* Required task *
All lines in which the word "value" occurs are to be extracted.

⟨

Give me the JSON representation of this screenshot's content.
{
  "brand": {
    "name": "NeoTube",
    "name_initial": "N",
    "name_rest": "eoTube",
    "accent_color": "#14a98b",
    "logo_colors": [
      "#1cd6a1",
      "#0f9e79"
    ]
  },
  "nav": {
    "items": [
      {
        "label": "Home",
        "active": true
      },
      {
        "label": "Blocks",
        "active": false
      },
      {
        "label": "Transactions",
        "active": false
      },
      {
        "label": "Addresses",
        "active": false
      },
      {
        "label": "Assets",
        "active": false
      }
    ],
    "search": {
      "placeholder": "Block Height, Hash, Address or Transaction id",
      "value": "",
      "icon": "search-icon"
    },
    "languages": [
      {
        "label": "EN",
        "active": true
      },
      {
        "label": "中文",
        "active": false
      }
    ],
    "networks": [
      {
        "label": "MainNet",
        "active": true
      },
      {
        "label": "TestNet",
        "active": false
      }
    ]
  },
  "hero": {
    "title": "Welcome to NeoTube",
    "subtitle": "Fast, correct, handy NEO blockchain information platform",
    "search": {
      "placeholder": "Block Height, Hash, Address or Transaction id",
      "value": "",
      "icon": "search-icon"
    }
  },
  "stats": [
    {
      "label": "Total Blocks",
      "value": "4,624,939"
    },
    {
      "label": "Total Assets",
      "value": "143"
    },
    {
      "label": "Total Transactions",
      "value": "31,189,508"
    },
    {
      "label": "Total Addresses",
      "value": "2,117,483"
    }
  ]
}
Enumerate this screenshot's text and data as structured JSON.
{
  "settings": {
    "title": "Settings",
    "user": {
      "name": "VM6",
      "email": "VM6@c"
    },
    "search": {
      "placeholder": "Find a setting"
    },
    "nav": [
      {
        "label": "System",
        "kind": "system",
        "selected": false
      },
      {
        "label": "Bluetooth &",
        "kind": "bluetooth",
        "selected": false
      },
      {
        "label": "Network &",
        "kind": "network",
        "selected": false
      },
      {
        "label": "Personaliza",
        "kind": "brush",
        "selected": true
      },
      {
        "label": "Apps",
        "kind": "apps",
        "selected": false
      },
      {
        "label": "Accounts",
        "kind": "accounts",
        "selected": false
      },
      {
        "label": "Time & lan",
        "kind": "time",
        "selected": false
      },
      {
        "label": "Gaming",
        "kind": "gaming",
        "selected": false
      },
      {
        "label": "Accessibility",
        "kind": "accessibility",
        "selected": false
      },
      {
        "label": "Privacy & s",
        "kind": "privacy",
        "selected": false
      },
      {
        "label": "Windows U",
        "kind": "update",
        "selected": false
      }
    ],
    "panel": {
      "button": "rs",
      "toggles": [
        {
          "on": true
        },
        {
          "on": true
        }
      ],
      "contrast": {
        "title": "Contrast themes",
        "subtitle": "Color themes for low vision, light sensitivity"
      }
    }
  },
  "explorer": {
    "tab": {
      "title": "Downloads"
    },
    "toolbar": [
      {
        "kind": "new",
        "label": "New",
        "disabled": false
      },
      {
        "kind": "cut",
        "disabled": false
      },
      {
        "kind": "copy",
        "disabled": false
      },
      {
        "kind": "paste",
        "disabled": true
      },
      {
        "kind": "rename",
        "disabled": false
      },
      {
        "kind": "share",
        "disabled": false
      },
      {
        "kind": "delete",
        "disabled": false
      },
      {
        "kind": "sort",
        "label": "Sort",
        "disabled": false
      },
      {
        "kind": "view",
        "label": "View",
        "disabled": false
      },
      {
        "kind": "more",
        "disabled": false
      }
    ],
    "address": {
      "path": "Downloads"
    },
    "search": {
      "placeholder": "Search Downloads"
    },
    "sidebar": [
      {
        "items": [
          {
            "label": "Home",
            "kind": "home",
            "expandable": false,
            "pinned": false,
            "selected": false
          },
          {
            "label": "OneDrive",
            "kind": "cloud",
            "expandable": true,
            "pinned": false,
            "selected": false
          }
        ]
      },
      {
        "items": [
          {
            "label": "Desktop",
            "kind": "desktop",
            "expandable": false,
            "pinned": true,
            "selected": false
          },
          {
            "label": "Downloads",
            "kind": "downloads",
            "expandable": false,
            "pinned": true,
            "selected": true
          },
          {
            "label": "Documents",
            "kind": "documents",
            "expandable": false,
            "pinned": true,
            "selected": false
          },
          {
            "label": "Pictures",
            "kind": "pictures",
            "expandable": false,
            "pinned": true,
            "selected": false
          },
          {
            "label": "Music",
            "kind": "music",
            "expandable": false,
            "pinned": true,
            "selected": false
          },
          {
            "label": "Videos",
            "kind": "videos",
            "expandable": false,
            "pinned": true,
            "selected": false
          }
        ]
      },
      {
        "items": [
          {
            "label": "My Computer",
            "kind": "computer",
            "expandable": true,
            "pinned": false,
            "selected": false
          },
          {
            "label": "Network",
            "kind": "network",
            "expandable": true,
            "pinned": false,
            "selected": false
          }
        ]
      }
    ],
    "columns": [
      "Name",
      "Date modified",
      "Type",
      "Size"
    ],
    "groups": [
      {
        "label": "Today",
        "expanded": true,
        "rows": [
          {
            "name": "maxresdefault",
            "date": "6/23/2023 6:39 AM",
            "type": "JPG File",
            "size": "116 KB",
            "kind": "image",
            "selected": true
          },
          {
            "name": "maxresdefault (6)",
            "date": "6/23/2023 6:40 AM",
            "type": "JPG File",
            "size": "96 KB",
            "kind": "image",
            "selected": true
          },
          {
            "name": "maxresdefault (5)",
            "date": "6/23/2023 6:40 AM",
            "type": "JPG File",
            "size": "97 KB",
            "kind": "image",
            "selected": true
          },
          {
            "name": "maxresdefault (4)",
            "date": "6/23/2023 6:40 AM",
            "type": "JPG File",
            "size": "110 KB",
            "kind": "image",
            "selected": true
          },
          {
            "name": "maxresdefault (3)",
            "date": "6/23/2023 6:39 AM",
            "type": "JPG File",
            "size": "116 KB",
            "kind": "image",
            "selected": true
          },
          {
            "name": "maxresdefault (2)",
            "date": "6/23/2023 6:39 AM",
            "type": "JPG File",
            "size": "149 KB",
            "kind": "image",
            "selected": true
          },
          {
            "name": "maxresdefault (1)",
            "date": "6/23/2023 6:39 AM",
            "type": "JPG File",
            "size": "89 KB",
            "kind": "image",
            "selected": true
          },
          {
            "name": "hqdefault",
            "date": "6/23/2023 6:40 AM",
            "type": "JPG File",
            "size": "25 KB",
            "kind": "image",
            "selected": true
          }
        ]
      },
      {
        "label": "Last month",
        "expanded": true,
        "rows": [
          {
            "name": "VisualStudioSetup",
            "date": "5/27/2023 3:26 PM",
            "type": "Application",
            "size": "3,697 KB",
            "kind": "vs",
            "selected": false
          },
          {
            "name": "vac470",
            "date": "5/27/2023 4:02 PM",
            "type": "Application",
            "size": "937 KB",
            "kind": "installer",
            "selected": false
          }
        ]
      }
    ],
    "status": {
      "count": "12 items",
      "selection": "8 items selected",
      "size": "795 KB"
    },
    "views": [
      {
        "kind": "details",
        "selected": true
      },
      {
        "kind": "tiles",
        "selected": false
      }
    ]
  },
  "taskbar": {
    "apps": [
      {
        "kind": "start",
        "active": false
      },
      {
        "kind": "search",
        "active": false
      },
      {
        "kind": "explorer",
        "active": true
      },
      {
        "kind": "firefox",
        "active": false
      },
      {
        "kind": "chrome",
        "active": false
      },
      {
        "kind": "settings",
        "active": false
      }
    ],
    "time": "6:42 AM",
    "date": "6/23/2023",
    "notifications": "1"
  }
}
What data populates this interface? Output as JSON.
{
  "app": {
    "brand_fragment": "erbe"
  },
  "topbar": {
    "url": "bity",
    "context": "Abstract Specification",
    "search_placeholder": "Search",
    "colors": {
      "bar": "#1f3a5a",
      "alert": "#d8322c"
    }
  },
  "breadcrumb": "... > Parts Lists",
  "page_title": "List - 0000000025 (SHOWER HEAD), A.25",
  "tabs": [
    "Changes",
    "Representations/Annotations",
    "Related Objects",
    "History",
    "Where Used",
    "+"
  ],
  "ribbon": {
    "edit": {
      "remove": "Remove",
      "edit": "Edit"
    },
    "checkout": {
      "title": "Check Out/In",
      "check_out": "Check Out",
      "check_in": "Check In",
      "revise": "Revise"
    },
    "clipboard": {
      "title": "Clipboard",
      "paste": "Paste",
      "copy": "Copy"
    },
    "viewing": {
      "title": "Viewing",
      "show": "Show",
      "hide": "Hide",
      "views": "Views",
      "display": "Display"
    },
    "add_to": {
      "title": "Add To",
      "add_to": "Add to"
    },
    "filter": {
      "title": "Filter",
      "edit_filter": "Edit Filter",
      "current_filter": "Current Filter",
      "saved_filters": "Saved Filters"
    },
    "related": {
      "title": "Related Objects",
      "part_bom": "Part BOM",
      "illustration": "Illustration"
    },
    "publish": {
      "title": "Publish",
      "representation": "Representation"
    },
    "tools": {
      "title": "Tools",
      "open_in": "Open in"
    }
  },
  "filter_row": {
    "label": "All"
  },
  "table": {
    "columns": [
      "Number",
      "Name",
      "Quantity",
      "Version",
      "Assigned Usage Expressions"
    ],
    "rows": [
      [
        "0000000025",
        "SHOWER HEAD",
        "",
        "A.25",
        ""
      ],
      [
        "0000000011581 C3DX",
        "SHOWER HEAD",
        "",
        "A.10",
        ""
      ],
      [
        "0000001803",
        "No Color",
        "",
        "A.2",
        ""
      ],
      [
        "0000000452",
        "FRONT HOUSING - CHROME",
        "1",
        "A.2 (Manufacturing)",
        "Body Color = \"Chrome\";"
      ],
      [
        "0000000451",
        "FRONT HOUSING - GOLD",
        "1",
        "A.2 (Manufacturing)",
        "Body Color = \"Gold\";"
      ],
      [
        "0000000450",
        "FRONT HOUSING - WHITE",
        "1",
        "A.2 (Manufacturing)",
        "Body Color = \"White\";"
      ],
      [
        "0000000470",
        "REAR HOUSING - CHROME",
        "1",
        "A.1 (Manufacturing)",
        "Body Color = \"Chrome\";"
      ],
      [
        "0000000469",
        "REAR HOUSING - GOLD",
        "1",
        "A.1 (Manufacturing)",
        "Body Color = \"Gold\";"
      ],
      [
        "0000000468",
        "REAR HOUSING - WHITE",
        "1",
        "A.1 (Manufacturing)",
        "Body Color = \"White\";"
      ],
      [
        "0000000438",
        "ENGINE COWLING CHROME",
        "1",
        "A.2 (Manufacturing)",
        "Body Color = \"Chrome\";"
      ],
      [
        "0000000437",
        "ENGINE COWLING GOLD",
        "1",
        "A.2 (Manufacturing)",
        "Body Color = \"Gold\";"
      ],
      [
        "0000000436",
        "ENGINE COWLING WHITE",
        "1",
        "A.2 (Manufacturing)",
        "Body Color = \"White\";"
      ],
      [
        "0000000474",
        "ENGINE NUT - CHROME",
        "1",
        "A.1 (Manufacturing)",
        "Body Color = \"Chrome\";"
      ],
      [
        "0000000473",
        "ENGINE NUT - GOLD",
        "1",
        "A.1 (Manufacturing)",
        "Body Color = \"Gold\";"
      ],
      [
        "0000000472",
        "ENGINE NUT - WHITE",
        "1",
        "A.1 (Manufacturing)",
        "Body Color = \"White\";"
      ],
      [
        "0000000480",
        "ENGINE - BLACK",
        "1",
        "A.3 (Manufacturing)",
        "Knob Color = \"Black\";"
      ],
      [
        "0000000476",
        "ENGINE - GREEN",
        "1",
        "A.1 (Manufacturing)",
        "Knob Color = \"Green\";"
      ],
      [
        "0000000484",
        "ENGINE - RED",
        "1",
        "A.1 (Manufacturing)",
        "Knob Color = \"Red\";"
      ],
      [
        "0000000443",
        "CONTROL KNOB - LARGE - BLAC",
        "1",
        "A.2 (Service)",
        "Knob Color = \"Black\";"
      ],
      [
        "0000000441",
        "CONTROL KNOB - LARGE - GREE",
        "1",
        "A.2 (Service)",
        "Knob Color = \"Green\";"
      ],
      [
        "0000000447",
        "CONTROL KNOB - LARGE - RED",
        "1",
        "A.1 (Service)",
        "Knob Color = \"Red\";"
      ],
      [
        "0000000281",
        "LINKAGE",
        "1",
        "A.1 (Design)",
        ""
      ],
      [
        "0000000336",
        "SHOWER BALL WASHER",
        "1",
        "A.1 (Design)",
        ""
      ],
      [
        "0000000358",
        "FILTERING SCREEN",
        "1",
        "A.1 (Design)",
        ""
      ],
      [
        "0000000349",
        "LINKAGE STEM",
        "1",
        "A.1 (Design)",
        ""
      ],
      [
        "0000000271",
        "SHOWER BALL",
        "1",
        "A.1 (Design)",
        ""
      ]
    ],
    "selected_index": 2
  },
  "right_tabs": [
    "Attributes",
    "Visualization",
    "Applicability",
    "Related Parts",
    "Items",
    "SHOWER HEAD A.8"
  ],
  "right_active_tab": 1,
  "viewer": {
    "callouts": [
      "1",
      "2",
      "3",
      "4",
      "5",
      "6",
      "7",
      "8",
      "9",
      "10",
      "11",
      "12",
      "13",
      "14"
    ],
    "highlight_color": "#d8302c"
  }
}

⟩

* Task answer *
      "value": "",
      "value": "",
      "value": "4,624,939"
      "value": "143"
      "value": "31,189,508"
      "value": "2,117,483"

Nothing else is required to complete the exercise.